--- START ---

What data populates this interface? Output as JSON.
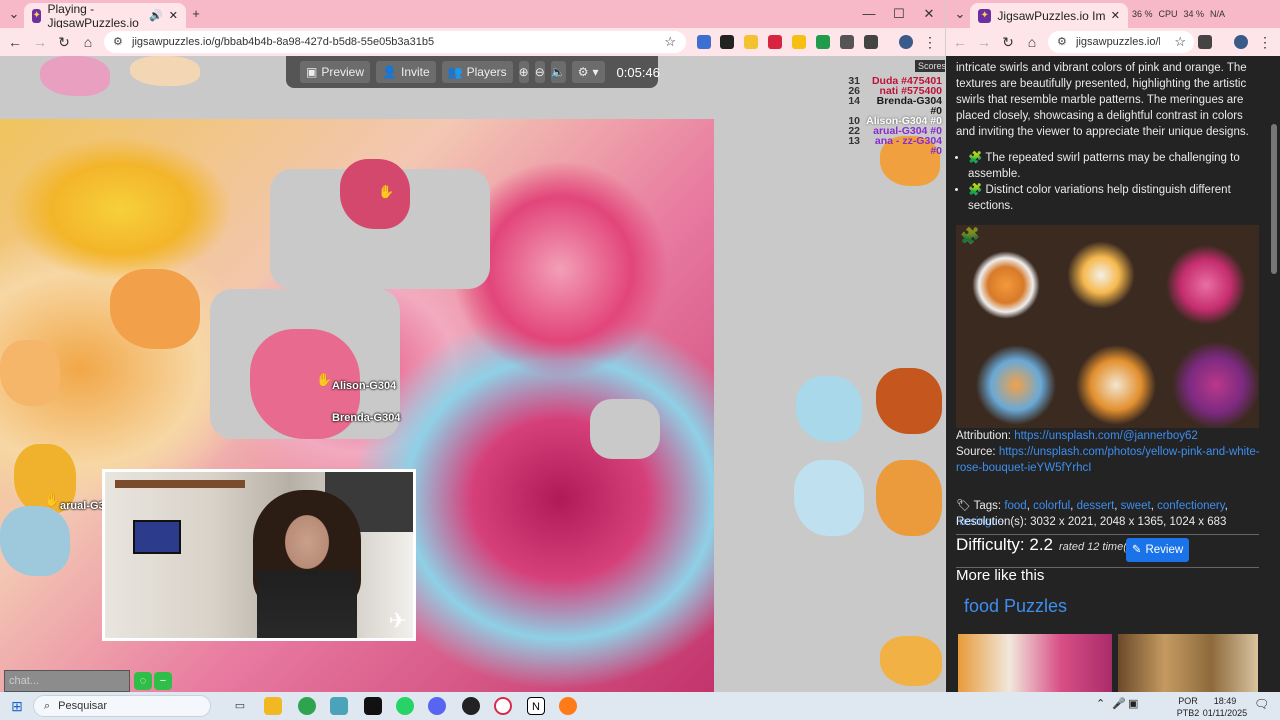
{
  "left_browser": {
    "tab_title": "Playing - JigsawPuzzles.io",
    "url": "jigsawpuzzles.io/g/bbab4b4b-8a98-427d-b5d8-55e05b3a31b5",
    "new_tab": "+",
    "win_minimize": "—",
    "win_maximize": "☐",
    "win_close": "✕"
  },
  "game_bar": {
    "preview_label": "Preview",
    "invite_label": "Invite",
    "players_label": "Players",
    "timer": "0:05:46"
  },
  "scores": {
    "label": "Scores",
    "rows": [
      {
        "score": "31",
        "name": "Duda #475401",
        "color": "#c0113a"
      },
      {
        "score": "26",
        "name": "nati #575400",
        "color": "#c0113a"
      },
      {
        "score": "14",
        "name": "Brenda-G304 #0",
        "color": "#1a1a1a"
      },
      {
        "score": "10",
        "name": "Alison-G304 #0",
        "color": "#ffffff"
      },
      {
        "score": "22",
        "name": "arual-G304 #0",
        "color": "#8a2bd0"
      },
      {
        "score": "13",
        "name": "ana - zz-G304 #0",
        "color": "#8a2bd0"
      }
    ]
  },
  "players_on_board": [
    {
      "name": "Alison-G304"
    },
    {
      "name": "Brenda-G304"
    },
    {
      "name": "arual-G3"
    }
  ],
  "chat": {
    "placeholder": "chat..."
  },
  "right_browser": {
    "tab_title": "JigsawPuzzles.io Image - Vibra",
    "url": "jigsawpuzzles.io/b...",
    "cpu_label": "CPU",
    "cpu_value": "34 %",
    "mem_value": "36 %",
    "gpu_value": "N/A"
  },
  "page": {
    "description": "intricate swirls and vibrant colors of pink and orange. The textures are beautifully presented, highlighting the artistic swirls that resemble marble patterns. The meringues are placed closely, showcasing a delightful contrast in colors and inviting the viewer to appreciate their unique designs.",
    "bullets": [
      "The repeated swirl patterns may be challenging to assemble.",
      "Distinct color variations help distinguish different sections."
    ],
    "attribution_label": "Attribution:",
    "attribution_link": "https://unsplash.com/@jannerboy62",
    "source_label": "Source:",
    "source_link": "https://unsplash.com/photos/yellow-pink-and-white-rose-bouquet-ieYW5fYrhcI",
    "tags_label": "Tags:",
    "tags": [
      "food",
      "colorful",
      "dessert",
      "sweet",
      "confectionery",
      "meringue"
    ],
    "resolutions": "Resolution(s): 3032 x 2021, 2048 x 1365, 1024 x 683",
    "difficulty": "Difficulty: 2.2",
    "rated": "rated 12 time(s)",
    "review_label": "Review",
    "more_like_this": "More like this",
    "food_puzzles": "food Puzzles"
  },
  "taskbar": {
    "search_placeholder": "Pesquisar",
    "lang_top": "POR",
    "lang_bottom": "PTB2",
    "time": "18:49",
    "date": "01/11/2025"
  }
}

--- END ---

PROBLEM TO WORK ON. Leave out the pictures and restate everything else word for word.

CORRECT RESPONSE.
What data populates this interface? Output as JSON.
{
  "left_browser": {
    "tab_title": "Playing - JigsawPuzzles.io",
    "url": "jigsawpuzzles.io/g/bbab4b4b-8a98-427d-b5d8-55e05b3a31b5",
    "new_tab": "+",
    "win_minimize": "—",
    "win_maximize": "☐",
    "win_close": "✕"
  },
  "game_bar": {
    "preview_label": "Preview",
    "invite_label": "Invite",
    "players_label": "Players",
    "timer": "0:05:46"
  },
  "scores": {
    "label": "Scores",
    "rows": [
      {
        "score": "31",
        "name": "Duda #475401",
        "color": "#c0113a"
      },
      {
        "score": "26",
        "name": "nati #575400",
        "color": "#c0113a"
      },
      {
        "score": "14",
        "name": "Brenda-G304 #0",
        "color": "#1a1a1a"
      },
      {
        "score": "10",
        "name": "Alison-G304 #0",
        "color": "#ffffff"
      },
      {
        "score": "22",
        "name": "arual-G304 #0",
        "color": "#8a2bd0"
      },
      {
        "score": "13",
        "name": "ana - zz-G304 #0",
        "color": "#8a2bd0"
      }
    ]
  },
  "players_on_board": [
    {
      "name": "Alison-G304"
    },
    {
      "name": "Brenda-G304"
    },
    {
      "name": "arual-G3"
    }
  ],
  "chat": {
    "placeholder": "chat..."
  },
  "right_browser": {
    "tab_title": "JigsawPuzzles.io Image - Vibra",
    "url": "jigsawpuzzles.io/b...",
    "cpu_label": "CPU",
    "cpu_value": "34 %",
    "mem_value": "36 %",
    "gpu_value": "N/A"
  },
  "page": {
    "description": "intricate swirls and vibrant colors of pink and orange. The textures are beautifully presented, highlighting the artistic swirls that resemble marble patterns. The meringues are placed closely, showcasing a delightful contrast in colors and inviting the viewer to appreciate their unique designs.",
    "bullets": [
      "The repeated swirl patterns may be challenging to assemble.",
      "Distinct color variations help distinguish different sections."
    ],
    "attribution_label": "Attribution:",
    "attribution_link": "https://unsplash.com/@jannerboy62",
    "source_label": "Source:",
    "source_link": "https://unsplash.com/photos/yellow-pink-and-white-rose-bouquet-ieYW5fYrhcI",
    "tags_label": "Tags:",
    "tags": [
      "food",
      "colorful",
      "dessert",
      "sweet",
      "confectionery",
      "meringue"
    ],
    "resolutions": "Resolution(s): 3032 x 2021, 2048 x 1365, 1024 x 683",
    "difficulty": "Difficulty: 2.2",
    "rated": "rated 12 time(s)",
    "review_label": "Review",
    "more_like_this": "More like this",
    "food_puzzles": "food Puzzles"
  },
  "taskbar": {
    "search_placeholder": "Pesquisar",
    "lang_top": "POR",
    "lang_bottom": "PTB2",
    "time": "18:49",
    "date": "01/11/2025"
  }
}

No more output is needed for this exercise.